**Information supplied**
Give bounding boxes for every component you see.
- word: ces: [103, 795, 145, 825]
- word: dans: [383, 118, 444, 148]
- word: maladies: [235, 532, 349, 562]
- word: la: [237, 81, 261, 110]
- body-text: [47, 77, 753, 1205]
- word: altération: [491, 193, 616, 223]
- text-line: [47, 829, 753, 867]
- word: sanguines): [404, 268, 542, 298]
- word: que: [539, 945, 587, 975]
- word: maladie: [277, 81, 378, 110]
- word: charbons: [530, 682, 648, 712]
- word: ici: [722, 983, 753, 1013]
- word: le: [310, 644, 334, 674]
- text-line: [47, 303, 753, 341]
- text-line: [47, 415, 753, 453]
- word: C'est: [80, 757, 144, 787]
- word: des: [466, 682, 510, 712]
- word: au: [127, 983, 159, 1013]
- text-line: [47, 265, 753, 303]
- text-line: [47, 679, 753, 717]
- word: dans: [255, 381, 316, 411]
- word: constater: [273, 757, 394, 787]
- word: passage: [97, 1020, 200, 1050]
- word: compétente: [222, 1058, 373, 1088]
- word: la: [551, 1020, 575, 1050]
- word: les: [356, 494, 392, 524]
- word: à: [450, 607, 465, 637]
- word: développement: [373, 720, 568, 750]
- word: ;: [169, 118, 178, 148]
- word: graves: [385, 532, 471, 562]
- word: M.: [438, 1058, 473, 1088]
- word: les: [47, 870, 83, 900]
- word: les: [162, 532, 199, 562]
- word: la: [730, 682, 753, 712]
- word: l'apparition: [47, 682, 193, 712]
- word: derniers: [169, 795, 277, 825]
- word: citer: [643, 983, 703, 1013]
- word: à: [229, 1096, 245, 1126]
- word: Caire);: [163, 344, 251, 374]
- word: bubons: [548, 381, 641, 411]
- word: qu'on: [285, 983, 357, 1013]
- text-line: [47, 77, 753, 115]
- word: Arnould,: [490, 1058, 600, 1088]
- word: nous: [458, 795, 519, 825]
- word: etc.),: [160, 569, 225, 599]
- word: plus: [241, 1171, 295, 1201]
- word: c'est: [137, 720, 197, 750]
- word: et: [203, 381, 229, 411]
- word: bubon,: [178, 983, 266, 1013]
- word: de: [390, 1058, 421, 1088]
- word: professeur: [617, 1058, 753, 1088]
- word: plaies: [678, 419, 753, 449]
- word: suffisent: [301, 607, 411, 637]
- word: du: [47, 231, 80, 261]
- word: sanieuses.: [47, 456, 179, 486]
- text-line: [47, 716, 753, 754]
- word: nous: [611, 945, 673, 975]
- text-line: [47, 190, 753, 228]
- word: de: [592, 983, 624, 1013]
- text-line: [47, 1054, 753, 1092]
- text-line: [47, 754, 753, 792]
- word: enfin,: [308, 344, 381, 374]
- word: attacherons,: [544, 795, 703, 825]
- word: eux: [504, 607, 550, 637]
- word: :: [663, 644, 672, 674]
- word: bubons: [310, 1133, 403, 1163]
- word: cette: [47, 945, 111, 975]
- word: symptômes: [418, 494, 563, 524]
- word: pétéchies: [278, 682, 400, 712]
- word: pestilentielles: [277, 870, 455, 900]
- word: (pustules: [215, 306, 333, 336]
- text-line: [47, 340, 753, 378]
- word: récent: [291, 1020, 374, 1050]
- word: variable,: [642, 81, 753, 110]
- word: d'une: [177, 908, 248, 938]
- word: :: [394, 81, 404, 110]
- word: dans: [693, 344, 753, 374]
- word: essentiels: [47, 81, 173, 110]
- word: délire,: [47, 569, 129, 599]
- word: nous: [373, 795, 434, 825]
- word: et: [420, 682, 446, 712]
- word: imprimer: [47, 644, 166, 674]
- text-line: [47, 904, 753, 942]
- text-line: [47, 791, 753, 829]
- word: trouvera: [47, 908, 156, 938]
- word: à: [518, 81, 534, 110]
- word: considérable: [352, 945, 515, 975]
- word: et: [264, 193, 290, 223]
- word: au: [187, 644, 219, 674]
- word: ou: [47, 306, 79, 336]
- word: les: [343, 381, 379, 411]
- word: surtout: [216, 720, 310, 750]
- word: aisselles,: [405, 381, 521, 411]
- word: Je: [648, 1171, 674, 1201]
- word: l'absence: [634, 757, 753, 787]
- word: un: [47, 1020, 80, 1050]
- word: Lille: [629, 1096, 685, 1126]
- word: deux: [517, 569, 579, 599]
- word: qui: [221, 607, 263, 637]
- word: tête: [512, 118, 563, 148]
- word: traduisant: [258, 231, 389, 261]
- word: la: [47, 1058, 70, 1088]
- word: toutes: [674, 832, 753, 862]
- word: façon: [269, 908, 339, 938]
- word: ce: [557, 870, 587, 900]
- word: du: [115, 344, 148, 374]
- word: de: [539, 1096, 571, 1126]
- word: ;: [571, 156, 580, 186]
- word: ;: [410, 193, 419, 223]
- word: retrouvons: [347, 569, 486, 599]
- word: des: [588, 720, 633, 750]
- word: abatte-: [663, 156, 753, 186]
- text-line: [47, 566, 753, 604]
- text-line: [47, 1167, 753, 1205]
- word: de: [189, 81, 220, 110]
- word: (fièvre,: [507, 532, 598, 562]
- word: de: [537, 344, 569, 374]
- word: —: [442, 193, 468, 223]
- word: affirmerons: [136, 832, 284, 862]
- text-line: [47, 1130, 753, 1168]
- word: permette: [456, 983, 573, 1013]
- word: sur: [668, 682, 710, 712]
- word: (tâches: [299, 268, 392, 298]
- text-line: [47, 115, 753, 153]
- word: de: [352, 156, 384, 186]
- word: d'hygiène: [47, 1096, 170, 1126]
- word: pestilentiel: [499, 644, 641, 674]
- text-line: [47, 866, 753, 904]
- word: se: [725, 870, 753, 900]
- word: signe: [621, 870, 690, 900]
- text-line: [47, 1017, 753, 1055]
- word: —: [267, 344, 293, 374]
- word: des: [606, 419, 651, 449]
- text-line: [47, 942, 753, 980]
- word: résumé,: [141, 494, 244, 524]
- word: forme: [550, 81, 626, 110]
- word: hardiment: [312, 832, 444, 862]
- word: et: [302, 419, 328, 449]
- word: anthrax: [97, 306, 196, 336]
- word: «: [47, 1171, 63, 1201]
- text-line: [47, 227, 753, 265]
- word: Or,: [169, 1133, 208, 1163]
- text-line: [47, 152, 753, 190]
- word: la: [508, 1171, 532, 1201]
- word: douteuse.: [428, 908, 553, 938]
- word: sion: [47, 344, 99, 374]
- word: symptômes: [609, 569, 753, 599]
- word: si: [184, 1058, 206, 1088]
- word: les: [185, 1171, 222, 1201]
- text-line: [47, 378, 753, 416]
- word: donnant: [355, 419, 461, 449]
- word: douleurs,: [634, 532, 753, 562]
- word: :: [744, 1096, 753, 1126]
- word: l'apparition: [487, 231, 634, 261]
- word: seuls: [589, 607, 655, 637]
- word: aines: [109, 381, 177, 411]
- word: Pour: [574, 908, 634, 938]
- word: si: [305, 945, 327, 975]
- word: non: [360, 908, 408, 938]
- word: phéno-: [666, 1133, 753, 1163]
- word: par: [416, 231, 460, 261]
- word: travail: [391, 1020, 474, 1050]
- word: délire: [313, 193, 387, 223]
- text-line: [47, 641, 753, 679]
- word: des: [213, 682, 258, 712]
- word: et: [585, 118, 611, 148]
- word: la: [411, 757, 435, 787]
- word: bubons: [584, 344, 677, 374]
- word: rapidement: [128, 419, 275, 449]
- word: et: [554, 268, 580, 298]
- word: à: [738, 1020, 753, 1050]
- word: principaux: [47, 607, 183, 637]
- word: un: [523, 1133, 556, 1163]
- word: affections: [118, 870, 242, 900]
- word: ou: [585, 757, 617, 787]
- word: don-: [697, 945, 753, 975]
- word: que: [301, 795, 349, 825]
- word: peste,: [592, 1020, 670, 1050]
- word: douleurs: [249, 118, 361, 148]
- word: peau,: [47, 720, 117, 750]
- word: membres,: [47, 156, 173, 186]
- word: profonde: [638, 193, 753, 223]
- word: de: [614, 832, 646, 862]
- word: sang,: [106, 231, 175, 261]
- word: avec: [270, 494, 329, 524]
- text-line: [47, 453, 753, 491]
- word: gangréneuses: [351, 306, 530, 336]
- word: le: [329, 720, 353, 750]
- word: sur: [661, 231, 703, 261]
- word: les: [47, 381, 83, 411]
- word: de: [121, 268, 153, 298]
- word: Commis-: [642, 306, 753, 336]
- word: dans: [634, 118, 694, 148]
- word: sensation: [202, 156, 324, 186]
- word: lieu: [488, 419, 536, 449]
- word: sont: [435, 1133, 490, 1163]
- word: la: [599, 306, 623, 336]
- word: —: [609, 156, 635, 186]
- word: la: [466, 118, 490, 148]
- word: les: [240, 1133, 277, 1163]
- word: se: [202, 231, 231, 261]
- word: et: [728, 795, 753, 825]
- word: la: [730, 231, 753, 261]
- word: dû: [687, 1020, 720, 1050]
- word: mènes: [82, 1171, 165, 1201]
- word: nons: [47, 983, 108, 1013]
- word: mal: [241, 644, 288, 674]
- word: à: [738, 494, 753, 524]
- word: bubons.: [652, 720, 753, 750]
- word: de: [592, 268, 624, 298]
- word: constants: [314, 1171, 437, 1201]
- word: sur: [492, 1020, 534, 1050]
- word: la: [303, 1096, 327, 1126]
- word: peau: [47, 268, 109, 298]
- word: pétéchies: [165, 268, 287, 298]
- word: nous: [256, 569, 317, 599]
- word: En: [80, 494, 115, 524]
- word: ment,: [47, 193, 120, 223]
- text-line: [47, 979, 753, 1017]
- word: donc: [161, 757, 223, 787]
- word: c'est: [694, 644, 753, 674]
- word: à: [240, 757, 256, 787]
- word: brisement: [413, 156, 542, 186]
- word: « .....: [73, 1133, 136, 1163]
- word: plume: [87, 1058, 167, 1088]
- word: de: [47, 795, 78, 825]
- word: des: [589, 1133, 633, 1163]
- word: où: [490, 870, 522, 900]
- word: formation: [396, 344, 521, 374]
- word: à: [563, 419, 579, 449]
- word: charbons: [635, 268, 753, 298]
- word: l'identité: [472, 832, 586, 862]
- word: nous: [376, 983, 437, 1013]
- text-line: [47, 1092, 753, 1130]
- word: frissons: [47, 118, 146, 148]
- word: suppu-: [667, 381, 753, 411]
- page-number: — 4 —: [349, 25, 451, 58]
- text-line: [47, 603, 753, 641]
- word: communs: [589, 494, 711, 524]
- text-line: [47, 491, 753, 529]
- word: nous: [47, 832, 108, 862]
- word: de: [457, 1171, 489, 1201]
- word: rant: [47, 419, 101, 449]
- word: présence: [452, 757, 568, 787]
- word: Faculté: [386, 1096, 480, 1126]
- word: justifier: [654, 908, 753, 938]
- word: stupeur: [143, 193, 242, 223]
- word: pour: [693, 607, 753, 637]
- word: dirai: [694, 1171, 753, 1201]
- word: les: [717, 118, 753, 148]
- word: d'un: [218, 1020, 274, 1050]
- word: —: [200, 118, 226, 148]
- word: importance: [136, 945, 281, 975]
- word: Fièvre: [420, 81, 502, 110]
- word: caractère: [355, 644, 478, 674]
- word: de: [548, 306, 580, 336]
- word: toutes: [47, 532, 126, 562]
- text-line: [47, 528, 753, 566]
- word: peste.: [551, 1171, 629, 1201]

**Your instructions**
Print everything from the start of the lines down to the line that contains "- text-line: [47, 829, 753, 867]", both ends included, exactly as they appear.

**Task response**
Give bounding boxes for every component you see.
- word: ces: [103, 795, 145, 825]
- word: dans: [383, 118, 444, 148]
- word: maladies: [235, 532, 349, 562]
- word: la: [237, 81, 261, 110]
- body-text: [47, 77, 753, 1205]
- word: altération: [491, 193, 616, 223]
- text-line: [47, 829, 753, 867]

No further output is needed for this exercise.